::: Data lines :::

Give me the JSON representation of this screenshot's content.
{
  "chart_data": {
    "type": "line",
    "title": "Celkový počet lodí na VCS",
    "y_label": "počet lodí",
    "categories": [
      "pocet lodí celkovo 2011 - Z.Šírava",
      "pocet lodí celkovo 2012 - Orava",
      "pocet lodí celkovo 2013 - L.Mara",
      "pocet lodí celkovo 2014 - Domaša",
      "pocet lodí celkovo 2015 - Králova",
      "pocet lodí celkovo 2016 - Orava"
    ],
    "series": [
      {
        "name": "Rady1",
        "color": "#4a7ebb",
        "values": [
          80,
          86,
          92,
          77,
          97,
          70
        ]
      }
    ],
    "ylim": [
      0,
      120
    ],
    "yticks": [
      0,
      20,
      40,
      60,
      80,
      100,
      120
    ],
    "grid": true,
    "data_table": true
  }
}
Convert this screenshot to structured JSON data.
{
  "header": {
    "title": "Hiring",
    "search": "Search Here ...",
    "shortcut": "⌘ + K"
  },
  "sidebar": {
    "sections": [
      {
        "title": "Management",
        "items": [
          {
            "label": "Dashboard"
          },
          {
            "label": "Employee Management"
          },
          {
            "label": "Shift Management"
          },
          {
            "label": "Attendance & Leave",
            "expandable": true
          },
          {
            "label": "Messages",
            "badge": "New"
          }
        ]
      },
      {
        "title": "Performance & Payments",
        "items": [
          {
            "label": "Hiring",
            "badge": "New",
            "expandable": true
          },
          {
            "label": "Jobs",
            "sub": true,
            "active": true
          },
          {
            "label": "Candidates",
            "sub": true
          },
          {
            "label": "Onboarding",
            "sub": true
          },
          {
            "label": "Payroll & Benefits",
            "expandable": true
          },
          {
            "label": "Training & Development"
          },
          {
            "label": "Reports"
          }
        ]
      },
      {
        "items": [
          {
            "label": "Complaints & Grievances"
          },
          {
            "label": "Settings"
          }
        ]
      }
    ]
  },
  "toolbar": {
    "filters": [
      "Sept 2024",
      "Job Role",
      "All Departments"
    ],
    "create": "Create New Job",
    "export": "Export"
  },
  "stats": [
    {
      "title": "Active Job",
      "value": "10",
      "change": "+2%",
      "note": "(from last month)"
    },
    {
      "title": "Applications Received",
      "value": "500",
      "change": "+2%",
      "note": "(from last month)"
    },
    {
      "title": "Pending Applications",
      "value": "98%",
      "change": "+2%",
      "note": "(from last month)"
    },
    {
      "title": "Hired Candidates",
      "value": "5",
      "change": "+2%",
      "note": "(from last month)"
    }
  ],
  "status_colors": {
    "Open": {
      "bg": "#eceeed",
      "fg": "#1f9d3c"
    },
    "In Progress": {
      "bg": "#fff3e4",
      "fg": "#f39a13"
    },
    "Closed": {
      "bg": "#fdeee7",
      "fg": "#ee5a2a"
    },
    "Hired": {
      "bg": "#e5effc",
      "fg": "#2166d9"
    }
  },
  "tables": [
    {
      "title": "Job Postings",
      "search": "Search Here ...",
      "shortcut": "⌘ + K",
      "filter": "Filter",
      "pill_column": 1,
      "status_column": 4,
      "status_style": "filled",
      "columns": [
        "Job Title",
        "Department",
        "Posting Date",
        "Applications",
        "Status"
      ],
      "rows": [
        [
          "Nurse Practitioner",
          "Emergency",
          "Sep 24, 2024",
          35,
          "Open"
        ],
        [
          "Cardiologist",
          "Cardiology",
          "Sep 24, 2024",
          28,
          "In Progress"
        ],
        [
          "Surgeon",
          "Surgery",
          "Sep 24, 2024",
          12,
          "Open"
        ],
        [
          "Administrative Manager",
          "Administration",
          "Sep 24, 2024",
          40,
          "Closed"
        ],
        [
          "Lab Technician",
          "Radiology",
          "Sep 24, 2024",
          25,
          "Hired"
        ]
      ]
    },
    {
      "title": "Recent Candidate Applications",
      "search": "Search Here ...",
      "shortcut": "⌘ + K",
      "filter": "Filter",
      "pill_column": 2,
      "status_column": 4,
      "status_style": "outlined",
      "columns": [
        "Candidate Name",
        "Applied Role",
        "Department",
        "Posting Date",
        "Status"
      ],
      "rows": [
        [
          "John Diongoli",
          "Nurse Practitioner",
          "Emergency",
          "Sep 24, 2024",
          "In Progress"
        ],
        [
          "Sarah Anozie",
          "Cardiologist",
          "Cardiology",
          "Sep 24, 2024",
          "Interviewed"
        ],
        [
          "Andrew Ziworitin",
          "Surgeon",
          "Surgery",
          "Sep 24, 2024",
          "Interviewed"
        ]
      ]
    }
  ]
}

:::

Work to complete — Nothing in the data may differ; print all of it exactly as written.

Written solution —
Give me the JSON representation of this screenshot's content.
{
  "chart_data": {
    "type": "line",
    "title": "Celkový počet lodí na VCS",
    "y_label": "počet lodí",
    "categories": [
      "pocet lodí celkovo 2011 - Z.Šírava",
      "pocet lodí celkovo 2012 - Orava",
      "pocet lodí celkovo 2013 - L.Mara",
      "pocet lodí celkovo 2014 - Domaša",
      "pocet lodí celkovo 2015 - Králova",
      "pocet lodí celkovo 2016 - Orava"
    ],
    "series": [
      {
        "name": "Rady1",
        "color": "#4a7ebb",
        "values": [
          80,
          86,
          92,
          77,
          97,
          70
        ]
      }
    ],
    "ylim": [
      0,
      120
    ],
    "yticks": [
      0,
      20,
      40,
      60,
      80,
      100,
      120
    ],
    "grid": true,
    "data_table": true
  }
}
Convert this screenshot to structured JSON data.
{
  "header": {
    "title": "Hiring",
    "search": "Search Here ...",
    "shortcut": "⌘ + K"
  },
  "sidebar": {
    "sections": [
      {
        "title": "Management",
        "items": [
          {
            "label": "Dashboard"
          },
          {
            "label": "Employee Management"
          },
          {
            "label": "Shift Management"
          },
          {
            "label": "Attendance & Leave",
            "expandable": true
          },
          {
            "label": "Messages",
            "badge": "New"
          }
        ]
      },
      {
        "title": "Performance & Payments",
        "items": [
          {
            "label": "Hiring",
            "badge": "New",
            "expandable": true
          },
          {
            "label": "Jobs",
            "sub": true,
            "active": true
          },
          {
            "label": "Candidates",
            "sub": true
          },
          {
            "label": "Onboarding",
            "sub": true
          },
          {
            "label": "Payroll & Benefits",
            "expandable": true
          },
          {
            "label": "Training & Development"
          },
          {
            "label": "Reports"
          }
        ]
      },
      {
        "items": [
          {
            "label": "Complaints & Grievances"
          },
          {
            "label": "Settings"
          }
        ]
      }
    ]
  },
  "toolbar": {
    "filters": [
      "Sept 2024",
      "Job Role",
      "All Departments"
    ],
    "create": "Create New Job",
    "export": "Export"
  },
  "stats": [
    {
      "title": "Active Job",
      "value": "10",
      "change": "+2%",
      "note": "(from last month)"
    },
    {
      "title": "Applications Received",
      "value": "500",
      "change": "+2%",
      "note": "(from last month)"
    },
    {
      "title": "Pending Applications",
      "value": "98%",
      "change": "+2%",
      "note": "(from last month)"
    },
    {
      "title": "Hired Candidates",
      "value": "5",
      "change": "+2%",
      "note": "(from last month)"
    }
  ],
  "status_colors": {
    "Open": {
      "bg": "#eceeed",
      "fg": "#1f9d3c"
    },
    "In Progress": {
      "bg": "#fff3e4",
      "fg": "#f39a13"
    },
    "Closed": {
      "bg": "#fdeee7",
      "fg": "#ee5a2a"
    },
    "Hired": {
      "bg": "#e5effc",
      "fg": "#2166d9"
    }
  },
  "tables": [
    {
      "title": "Job Postings",
      "search": "Search Here ...",
      "shortcut": "⌘ + K",
      "filter": "Filter",
      "pill_column": 1,
      "status_column": 4,
      "status_style": "filled",
      "columns": [
        "Job Title",
        "Department",
        "Posting Date",
        "Applications",
        "Status"
      ],
      "rows": [
        [
          "Nurse Practitioner",
          "Emergency",
          "Sep 24, 2024",
          35,
          "Open"
        ],
        [
          "Cardiologist",
          "Cardiology",
          "Sep 24, 2024",
          28,
          "In Progress"
        ],
        [
          "Surgeon",
          "Surgery",
          "Sep 24, 2024",
          12,
          "Open"
        ],
        [
          "Administrative Manager",
          "Administration",
          "Sep 24, 2024",
          40,
          "Closed"
        ],
        [
          "Lab Technician",
          "Radiology",
          "Sep 24, 2024",
          25,
          "Hired"
        ]
      ]
    },
    {
      "title": "Recent Candidate Applications",
      "search": "Search Here ...",
      "shortcut": "⌘ + K",
      "filter": "Filter",
      "pill_column": 2,
      "status_column": 4,
      "status_style": "outlined",
      "columns": [
        "Candidate Name",
        "Applied Role",
        "Department",
        "Posting Date",
        "Status"
      ],
      "rows": [
        [
          "John Diongoli",
          "Nurse Practitioner",
          "Emergency",
          "Sep 24, 2024",
          "In Progress"
        ],
        [
          "Sarah Anozie",
          "Cardiologist",
          "Cardiology",
          "Sep 24, 2024",
          "Interviewed"
        ],
        [
          "Andrew Ziworitin",
          "Surgeon",
          "Surgery",
          "Sep 24, 2024",
          "Interviewed"
        ]
      ]
    }
  ]
}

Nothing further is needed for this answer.